◆ **TASK DATA**
• • • • •

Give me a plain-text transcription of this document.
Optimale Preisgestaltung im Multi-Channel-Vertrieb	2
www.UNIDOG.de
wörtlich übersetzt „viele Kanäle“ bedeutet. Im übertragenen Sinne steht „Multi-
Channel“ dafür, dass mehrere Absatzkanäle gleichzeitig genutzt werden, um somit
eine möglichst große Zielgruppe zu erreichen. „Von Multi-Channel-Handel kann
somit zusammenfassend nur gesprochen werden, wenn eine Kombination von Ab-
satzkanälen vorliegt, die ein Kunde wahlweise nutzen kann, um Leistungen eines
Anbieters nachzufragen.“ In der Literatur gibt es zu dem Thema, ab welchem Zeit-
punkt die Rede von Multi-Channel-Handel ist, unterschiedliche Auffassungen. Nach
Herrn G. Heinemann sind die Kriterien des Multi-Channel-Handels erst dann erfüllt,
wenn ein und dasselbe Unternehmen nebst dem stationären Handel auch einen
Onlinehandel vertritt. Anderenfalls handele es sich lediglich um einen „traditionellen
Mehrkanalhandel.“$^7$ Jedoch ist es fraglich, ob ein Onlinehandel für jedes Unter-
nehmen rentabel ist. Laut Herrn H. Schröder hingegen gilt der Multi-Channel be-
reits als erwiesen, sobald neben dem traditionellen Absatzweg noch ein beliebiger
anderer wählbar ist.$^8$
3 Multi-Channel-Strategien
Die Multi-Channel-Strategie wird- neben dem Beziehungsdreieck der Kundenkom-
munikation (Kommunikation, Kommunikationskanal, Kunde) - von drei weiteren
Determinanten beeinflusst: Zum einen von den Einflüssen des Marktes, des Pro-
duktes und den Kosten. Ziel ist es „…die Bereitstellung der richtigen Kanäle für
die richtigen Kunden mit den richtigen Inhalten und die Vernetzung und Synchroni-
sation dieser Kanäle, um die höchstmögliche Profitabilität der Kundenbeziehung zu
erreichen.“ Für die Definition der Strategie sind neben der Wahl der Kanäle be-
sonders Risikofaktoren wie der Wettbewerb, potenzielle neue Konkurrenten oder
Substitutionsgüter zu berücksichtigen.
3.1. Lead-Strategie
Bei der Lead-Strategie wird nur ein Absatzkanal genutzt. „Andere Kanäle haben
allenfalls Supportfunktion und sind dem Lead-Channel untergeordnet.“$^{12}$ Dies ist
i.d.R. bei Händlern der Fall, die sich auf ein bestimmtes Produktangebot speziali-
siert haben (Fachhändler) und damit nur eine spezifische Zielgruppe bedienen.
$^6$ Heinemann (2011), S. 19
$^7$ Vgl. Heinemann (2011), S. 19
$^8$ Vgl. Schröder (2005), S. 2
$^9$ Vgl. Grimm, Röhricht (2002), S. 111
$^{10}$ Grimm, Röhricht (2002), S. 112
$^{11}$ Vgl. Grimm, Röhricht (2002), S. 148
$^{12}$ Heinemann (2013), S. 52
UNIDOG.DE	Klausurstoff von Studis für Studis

• • • • •

◆ **PROBLEM TO WORK ON**
In full and verbatim, repeat the records given above.

◆ **FINISHED TASK**
Give me a plain-text transcription of this document.
Optimale Preisgestaltung im Multi-Channel-Vertrieb	2
www.UNIDOG.de
wörtlich übersetzt „viele Kanäle“ bedeutet. Im übertragenen Sinne steht „Multi-
Channel“ dafür, dass mehrere Absatzkanäle gleichzeitig genutzt werden, um somit
eine möglichst große Zielgruppe zu erreichen. „Von Multi-Channel-Handel kann
somit zusammenfassend nur gesprochen werden, wenn eine Kombination von Ab-
satzkanälen vorliegt, die ein Kunde wahlweise nutzen kann, um Leistungen eines
Anbieters nachzufragen.“ In der Literatur gibt es zu dem Thema, ab welchem Zeit-
punkt die Rede von Multi-Channel-Handel ist, unterschiedliche Auffassungen. Nach
Herrn G. Heinemann sind die Kriterien des Multi-Channel-Handels erst dann erfüllt,
wenn ein und dasselbe Unternehmen nebst dem stationären Handel auch einen
Onlinehandel vertritt. Anderenfalls handele es sich lediglich um einen „traditionellen
Mehrkanalhandel.“$^7$ Jedoch ist es fraglich, ob ein Onlinehandel für jedes Unter-
nehmen rentabel ist. Laut Herrn H. Schröder hingegen gilt der Multi-Channel be-
reits als erwiesen, sobald neben dem traditionellen Absatzweg noch ein beliebiger
anderer wählbar ist.$^8$
3 Multi-Channel-Strategien
Die Multi-Channel-Strategie wird- neben dem Beziehungsdreieck der Kundenkom-
munikation (Kommunikation, Kommunikationskanal, Kunde) - von drei weiteren
Determinanten beeinflusst: Zum einen von den Einflüssen des Marktes, des Pro-
duktes und den Kosten. Ziel ist es „…die Bereitstellung der richtigen Kanäle für
die richtigen Kunden mit den richtigen Inhalten und die Vernetzung und Synchroni-
sation dieser Kanäle, um die höchstmögliche Profitabilität der Kundenbeziehung zu
erreichen.“ Für die Definition der Strategie sind neben der Wahl der Kanäle be-
sonders Risikofaktoren wie der Wettbewerb, potenzielle neue Konkurrenten oder
Substitutionsgüter zu berücksichtigen.
3.1. Lead-Strategie
Bei der Lead-Strategie wird nur ein Absatzkanal genutzt. „Andere Kanäle haben
allenfalls Supportfunktion und sind dem Lead-Channel untergeordnet.“$^{12}$ Dies ist
i.d.R. bei Händlern der Fall, die sich auf ein bestimmtes Produktangebot speziali-
siert haben (Fachhändler) und damit nur eine spezifische Zielgruppe bedienen.
$^6$ Heinemann (2011), S. 19
$^7$ Vgl. Heinemann (2011), S. 19
$^8$ Vgl. Schröder (2005), S. 2
$^9$ Vgl. Grimm, Röhricht (2002), S. 111
$^{10}$ Grimm, Röhricht (2002), S. 112
$^{11}$ Vgl. Grimm, Röhricht (2002), S. 148
$^{12}$ Heinemann (2013), S. 52
UNIDOG.DE	Klausurstoff von Studis für Studis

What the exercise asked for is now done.